* Begin MATERIAL FOR THIS TASK *
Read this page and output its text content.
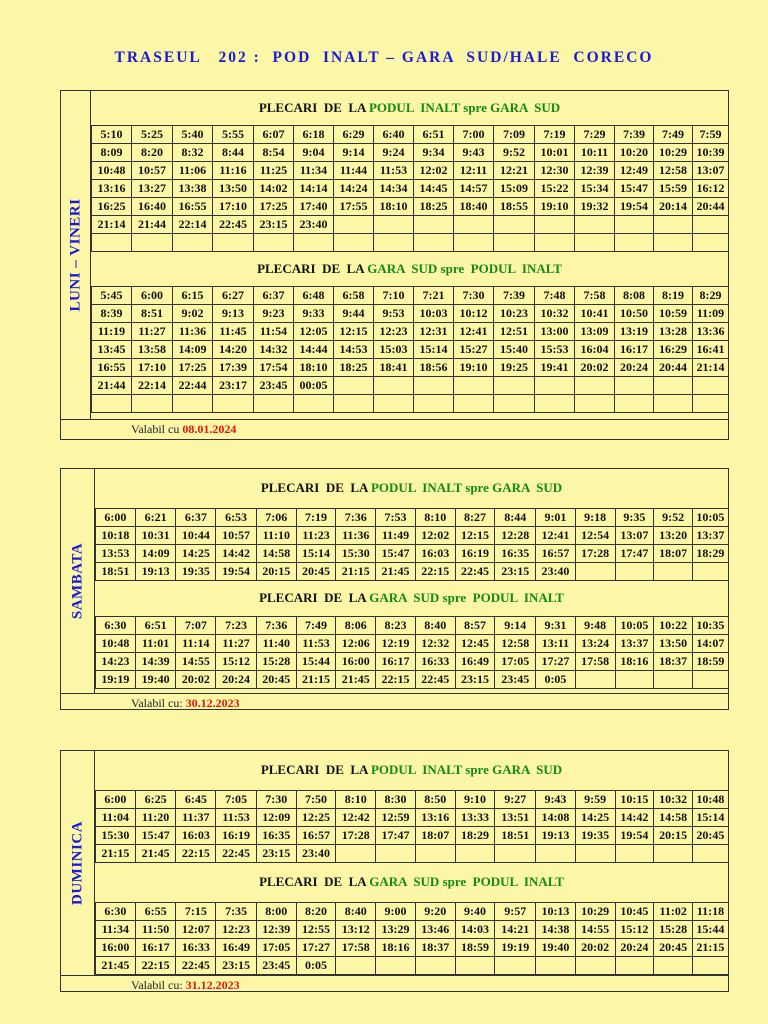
TRASEUL   202 :  POD  INALT – GARA  SUD/HALE  CORECO
LUNI – VINERI
PLECARI  DE  LA PODUL  INALT spre GARA  SUD
5:10	5:25	5:40	5:55	6:07	6:18	6:29	6:40	6:51	7:00	7:09	7:19	7:29	7:39	7:49	7:59
8:09	8:20	8:32	8:44	8:54	9:04	9:14	9:24	9:34	9:43	9:52	10:01	10:11	10:20	10:29	10:39
10:48	10:57	11:06	11:16	11:25	11:34	11:44	11:53	12:02	12:11	12:21	12:30	12:39	12:49	12:58	13:07
13:16	13:27	13:38	13:50	14:02	14:14	14:24	14:34	14:45	14:57	15:09	15:22	15:34	15:47	15:59	16:12
16:25	16:40	16:55	17:10	17:25	17:40	17:55	18:10	18:25	18:40	18:55	19:10	19:32	19:54	20:14	20:44
21:14	21:44	22:14	22:45	23:15	23:40										

PLECARI  DE  LA GARA  SUD spre  PODUL  INALT
5:45	6:00	6:15	6:27	6:37	6:48	6:58	7:10	7:21	7:30	7:39	7:48	7:58	8:08	8:19	8:29
8:39	8:51	9:02	9:13	9:23	9:33	9:44	9:53	10:03	10:12	10:23	10:32	10:41	10:50	10:59	11:09
11:19	11:27	11:36	11:45	11:54	12:05	12:15	12:23	12:31	12:41	12:51	13:00	13:09	13:19	13:28	13:36
13:45	13:58	14:09	14:20	14:32	14:44	14:53	15:03	15:14	15:27	15:40	15:53	16:04	16:17	16:29	16:41
16:55	17:10	17:25	17:39	17:54	18:10	18:25	18:41	18:56	19:10	19:25	19:41	20:02	20:24	20:44	21:14
21:44	22:14	22:44	23:17	23:45	00:05										

Valabil cu 08.01.2024
SAMBATA
PLECARI  DE  LA PODUL  INALT spre GARA  SUD
6:00	6:21	6:37	6:53	7:06	7:19	7:36	7:53	8:10	8:27	8:44	9:01	9:18	9:35	9:52	10:05
10:18	10:31	10:44	10:57	11:10	11:23	11:36	11:49	12:02	12:15	12:28	12:41	12:54	13:07	13:20	13:37
13:53	14:09	14:25	14:42	14:58	15:14	15:30	15:47	16:03	16:19	16:35	16:57	17:28	17:47	18:07	18:29
18:51	19:13	19:35	19:54	20:15	20:45	21:15	21:45	22:15	22:45	23:15	23:40				
PLECARI  DE  LA GARA  SUD spre  PODUL  INALT
6:30	6:51	7:07	7:23	7:36	7:49	8:06	8:23	8:40	8:57	9:14	9:31	9:48	10:05	10:22	10:35
10:48	11:01	11:14	11:27	11:40	11:53	12:06	12:19	12:32	12:45	12:58	13:11	13:24	13:37	13:50	14:07
14:23	14:39	14:55	15:12	15:28	15:44	16:00	16:17	16:33	16:49	17:05	17:27	17:58	18:16	18:37	18:59
19:19	19:40	20:02	20:24	20:45	21:15	21:45	22:15	22:45	23:15	23:45	0:05				
Valabil cu: 30.12.2023
DUMINICA
PLECARI  DE  LA PODUL  INALT spre GARA  SUD
6:00	6:25	6:45	7:05	7:30	7:50	8:10	8:30	8:50	9:10	9:27	9:43	9:59	10:15	10:32	10:48
11:04	11:20	11:37	11:53	12:09	12:25	12:42	12:59	13:16	13:33	13:51	14:08	14:25	14:42	14:58	15:14
15:30	15:47	16:03	16:19	16:35	16:57	17:28	17:47	18:07	18:29	18:51	19:13	19:35	19:54	20:15	20:45
21:15	21:45	22:15	22:45	23:15	23:40										
PLECARI  DE  LA GARA  SUD spre  PODUL  INALT
6:30	6:55	7:15	7:35	8:00	8:20	8:40	9:00	9:20	9:40	9:57	10:13	10:29	10:45	11:02	11:18
11:34	11:50	12:07	12:23	12:39	12:55	13:12	13:29	13:46	14:03	14:21	14:38	14:55	15:12	15:28	15:44
16:00	16:17	16:33	16:49	17:05	17:27	17:58	18:16	18:37	18:59	19:19	19:40	20:02	20:24	20:45	21:15
21:45	22:15	22:45	23:15	23:45	0:05										
Valabil cu: 31.12.2023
* End MATERIAL FOR THIS TASK *
EXERCISE DETAILS
Make an exact copy of every entry above, minus the images.

OUTPUT
Read this page and output its text content.
TRASEUL   202 :  POD  INALT – GARA  SUD/HALE  CORECO
LUNI – VINERI
PLECARI  DE  LA PODUL  INALT spre GARA  SUD
5:10	5:25	5:40	5:55	6:07	6:18	6:29	6:40	6:51	7:00	7:09	7:19	7:29	7:39	7:49	7:59
8:09	8:20	8:32	8:44	8:54	9:04	9:14	9:24	9:34	9:43	9:52	10:01	10:11	10:20	10:29	10:39
10:48	10:57	11:06	11:16	11:25	11:34	11:44	11:53	12:02	12:11	12:21	12:30	12:39	12:49	12:58	13:07
13:16	13:27	13:38	13:50	14:02	14:14	14:24	14:34	14:45	14:57	15:09	15:22	15:34	15:47	15:59	16:12
16:25	16:40	16:55	17:10	17:25	17:40	17:55	18:10	18:25	18:40	18:55	19:10	19:32	19:54	20:14	20:44
21:14	21:44	22:14	22:45	23:15	23:40										

PLECARI  DE  LA GARA  SUD spre  PODUL  INALT
5:45	6:00	6:15	6:27	6:37	6:48	6:58	7:10	7:21	7:30	7:39	7:48	7:58	8:08	8:19	8:29
8:39	8:51	9:02	9:13	9:23	9:33	9:44	9:53	10:03	10:12	10:23	10:32	10:41	10:50	10:59	11:09
11:19	11:27	11:36	11:45	11:54	12:05	12:15	12:23	12:31	12:41	12:51	13:00	13:09	13:19	13:28	13:36
13:45	13:58	14:09	14:20	14:32	14:44	14:53	15:03	15:14	15:27	15:40	15:53	16:04	16:17	16:29	16:41
16:55	17:10	17:25	17:39	17:54	18:10	18:25	18:41	18:56	19:10	19:25	19:41	20:02	20:24	20:44	21:14
21:44	22:14	22:44	23:17	23:45	00:05										

Valabil cu 08.01.2024
SAMBATA
PLECARI  DE  LA PODUL  INALT spre GARA  SUD
6:00	6:21	6:37	6:53	7:06	7:19	7:36	7:53	8:10	8:27	8:44	9:01	9:18	9:35	9:52	10:05
10:18	10:31	10:44	10:57	11:10	11:23	11:36	11:49	12:02	12:15	12:28	12:41	12:54	13:07	13:20	13:37
13:53	14:09	14:25	14:42	14:58	15:14	15:30	15:47	16:03	16:19	16:35	16:57	17:28	17:47	18:07	18:29
18:51	19:13	19:35	19:54	20:15	20:45	21:15	21:45	22:15	22:45	23:15	23:40				
PLECARI  DE  LA GARA  SUD spre  PODUL  INALT
6:30	6:51	7:07	7:23	7:36	7:49	8:06	8:23	8:40	8:57	9:14	9:31	9:48	10:05	10:22	10:35
10:48	11:01	11:14	11:27	11:40	11:53	12:06	12:19	12:32	12:45	12:58	13:11	13:24	13:37	13:50	14:07
14:23	14:39	14:55	15:12	15:28	15:44	16:00	16:17	16:33	16:49	17:05	17:27	17:58	18:16	18:37	18:59
19:19	19:40	20:02	20:24	20:45	21:15	21:45	22:15	22:45	23:15	23:45	0:05				
Valabil cu: 30.12.2023
DUMINICA
PLECARI  DE  LA PODUL  INALT spre GARA  SUD
6:00	6:25	6:45	7:05	7:30	7:50	8:10	8:30	8:50	9:10	9:27	9:43	9:59	10:15	10:32	10:48
11:04	11:20	11:37	11:53	12:09	12:25	12:42	12:59	13:16	13:33	13:51	14:08	14:25	14:42	14:58	15:14
15:30	15:47	16:03	16:19	16:35	16:57	17:28	17:47	18:07	18:29	18:51	19:13	19:35	19:54	20:15	20:45
21:15	21:45	22:15	22:45	23:15	23:40										
PLECARI  DE  LA GARA  SUD spre  PODUL  INALT
6:30	6:55	7:15	7:35	8:00	8:20	8:40	9:00	9:20	9:40	9:57	10:13	10:29	10:45	11:02	11:18
11:34	11:50	12:07	12:23	12:39	12:55	13:12	13:29	13:46	14:03	14:21	14:38	14:55	15:12	15:28	15:44
16:00	16:17	16:33	16:49	17:05	17:27	17:58	18:16	18:37	18:59	19:19	19:40	20:02	20:24	20:45	21:15
21:45	22:15	22:45	23:15	23:45	0:05										
Valabil cu: 31.12.2023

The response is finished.